**Provided passage**
# Free: used RSX wheelset



## simon_adams_uk (22 Sep 2009)

I've a pair of wheels up for grabs - details as follows:
* silver Mavic MA3 700c rims (nothing great but solid and reliable)
* silver Shimano RSX hubs (7-spd cassette rear) dating from late 90s
* silver DT swiss spokes (I think they're DB but possibly PG)

Both the front and rear rims are close to being true side-to-side but have a modest amount of vertical wobble (ie not quite round). It shouldn't be too hard to make them a whole load better quite quickly.

Both hubs will need stripping and regreasing but are otherwise in good condition.

It's collection only I'm afraid - they're tucked away behind the wall of 5 Penwith Rd, SW18 4PU.

Given the rims both need tinkering with and the hubs rebuilding then they're of little value. If you think they're worth a few quid then but a donation through the letterbox!

First come, first served - I'll post on here once they've gone to save any wasted trips to SW London.

**Exercise brief**
Carry on the forum thread about the free RSX wheelset, starting right after its last sentence.

**Listing**
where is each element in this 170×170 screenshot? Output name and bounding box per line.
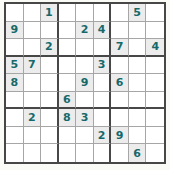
cell-r2c9[interactable] [146,22,164,40]
cell-r4c9[interactable] [146,57,164,75]
cell-r8c4[interactable] [59,127,77,145]
cell-r4c4[interactable] [59,57,77,75]
cell-r8c2[interactable] [24,127,42,145]
cell-r6c6[interactable] [94,92,112,110]
cell-r5c5[interactable]: 9 [76,74,94,92]
cell-r3c7[interactable]: 7 [111,39,129,57]
cell-r9c4[interactable] [59,144,77,162]
cell-r9c8[interactable]: 6 [129,144,147,162]
cell-r8c8[interactable] [129,127,147,145]
cell-r1c1[interactable] [6,4,24,22]
cell-r2c3[interactable] [41,22,59,40]
cell-r3c5[interactable] [76,39,94,57]
cell-r4c7[interactable] [111,57,129,75]
cell-r5c2[interactable] [24,74,42,92]
cell-r7c9[interactable] [146,109,164,127]
sudoku-page: 159242745738966283296 [0,0,170,170]
cell-r4c6[interactable]: 3 [94,57,112,75]
cell-r1c2[interactable] [24,4,42,22]
cell-r6c8[interactable] [129,92,147,110]
cell-r5c1[interactable]: 8 [6,74,24,92]
cell-r6c9[interactable] [146,92,164,110]
cell-r3c6[interactable] [94,39,112,57]
cell-r1c9[interactable] [146,4,164,22]
cell-r5c6[interactable] [94,74,112,92]
cell-r5c7[interactable]: 6 [111,74,129,92]
cell-r6c5[interactable] [76,92,94,110]
cell-r7c1[interactable] [6,109,24,127]
cell-r4c5[interactable] [76,57,94,75]
cell-r3c1[interactable] [6,39,24,57]
cell-r7c5[interactable]: 3 [76,109,94,127]
cell-r1c6[interactable] [94,4,112,22]
cell-r4c8[interactable] [129,57,147,75]
cell-r4c3[interactable] [41,57,59,75]
cell-r1c4[interactable] [59,4,77,22]
cell-r9c5[interactable] [76,144,94,162]
cell-r2c4[interactable] [59,22,77,40]
cell-r9c6[interactable] [94,144,112,162]
cell-r5c4[interactable] [59,74,77,92]
cell-r6c2[interactable] [24,92,42,110]
cell-r3c2[interactable] [24,39,42,57]
cell-r2c5[interactable]: 2 [76,22,94,40]
cell-r1c8[interactable]: 5 [129,4,147,22]
cell-r2c6[interactable]: 4 [94,22,112,40]
cell-r3c8[interactable] [129,39,147,57]
cell-r7c3[interactable] [41,109,59,127]
cell-r8c5[interactable] [76,127,94,145]
cell-r8c6[interactable]: 2 [94,127,112,145]
cell-r9c3[interactable] [41,144,59,162]
cell-r8c7[interactable]: 9 [111,127,129,145]
cell-r1c7[interactable] [111,4,129,22]
cell-r6c4[interactable]: 6 [59,92,77,110]
cell-r1c3[interactable]: 1 [41,4,59,22]
cell-r5c9[interactable] [146,74,164,92]
cell-r7c7[interactable] [111,109,129,127]
cell-r3c4[interactable] [59,39,77,57]
cell-r3c9[interactable]: 4 [146,39,164,57]
cell-r7c8[interactable] [129,109,147,127]
cell-r5c8[interactable] [129,74,147,92]
cell-r2c8[interactable] [129,22,147,40]
cell-r4c1[interactable]: 5 [6,57,24,75]
cell-r7c4[interactable]: 8 [59,109,77,127]
cell-r8c1[interactable] [6,127,24,145]
cell-r9c9[interactable] [146,144,164,162]
cell-r3c3[interactable]: 2 [41,39,59,57]
cell-r2c1[interactable]: 9 [6,22,24,40]
cell-r5c3[interactable] [41,74,59,92]
cell-r6c3[interactable] [41,92,59,110]
cell-r6c1[interactable] [6,92,24,110]
cell-r1c5[interactable] [76,4,94,22]
cell-r6c7[interactable] [111,92,129,110]
cell-r7c2[interactable]: 2 [24,109,42,127]
cell-r9c2[interactable] [24,144,42,162]
cell-r9c1[interactable] [6,144,24,162]
cell-r4c2[interactable]: 7 [24,57,42,75]
cell-r7c6[interactable] [94,109,112,127]
cell-r2c2[interactable] [24,22,42,40]
cell-r2c7[interactable] [111,22,129,40]
cell-r8c9[interactable] [146,127,164,145]
cell-r9c7[interactable] [111,144,129,162]
cell-r8c3[interactable] [41,127,59,145]
sudoku-board: 159242745738966283296 [4,2,166,164]
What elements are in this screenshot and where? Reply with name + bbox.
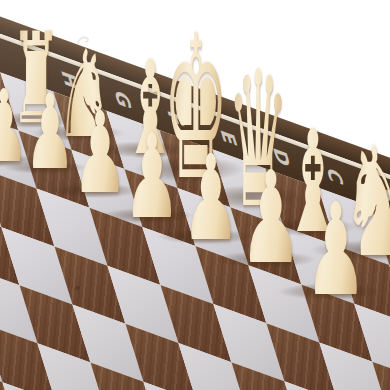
pawn-icon: ♟ <box>24 81 75 185</box>
pawn-icon: ♟ <box>182 139 240 257</box>
pawn-icon: ♟ <box>305 187 368 314</box>
chess-set-photo: HGFEDCBA ♜♞♝♚♛♝♞♟♟♟♟♟♟♟ <box>0 0 390 390</box>
pawn-icon: ♟ <box>72 97 128 210</box>
pawn-icon: ♟ <box>240 155 303 282</box>
pawn-icon: ♟ <box>123 119 180 235</box>
pieces-layer: ♜♞♝♚♛♝♞♟♟♟♟♟♟♟ <box>0 0 390 390</box>
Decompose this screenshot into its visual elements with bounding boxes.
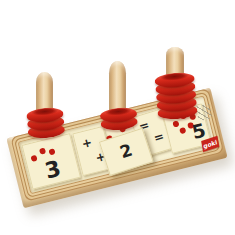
red-dot: [48, 148, 55, 155]
red-dot: [39, 147, 46, 154]
tray-end-lines: [195, 103, 212, 121]
number-card-3[interactable]: 3: [21, 133, 81, 190]
goki-logo-text: goki: [203, 139, 218, 149]
ring-stack-2: [99, 98, 138, 131]
equals-sign: =: [152, 130, 165, 144]
ring-stack-1: [26, 102, 66, 139]
red-dot: [172, 120, 179, 127]
red-dot: [30, 155, 37, 162]
plus-sign: +: [81, 136, 94, 150]
ring-stack-3: [154, 69, 198, 120]
red-dot: [179, 127, 186, 134]
numeral-2: 2: [118, 142, 135, 162]
product-photo: 3 + + = = 5 goki 2: [0, 0, 235, 235]
numeral-3: 3: [43, 158, 63, 183]
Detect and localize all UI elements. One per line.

**The answer**
Thanks,
Simon


----------



## Twenty Inch (25 Sep 2009)

Erm - are they still there?


----------



## simon_adams_uk (25 Sep 2009)

Yes - still available!

Simon


----------



## dan_bo (25 Sep 2009)

bugger I was in SW london last week.


----------



## Wicksie (25 Sep 2009)

I might well swing by tomorrow for these!
I'll check in here before to make sure they're still there.
Nice one, cheers.


----------



## TW85 (29 Sep 2009)

Are they still there?


----------



## simon_adams_uk (29 Sep 2009)

Yes - still there.


----------



## simon_adams_uk (30 Sep 2009)

Wheels now gone!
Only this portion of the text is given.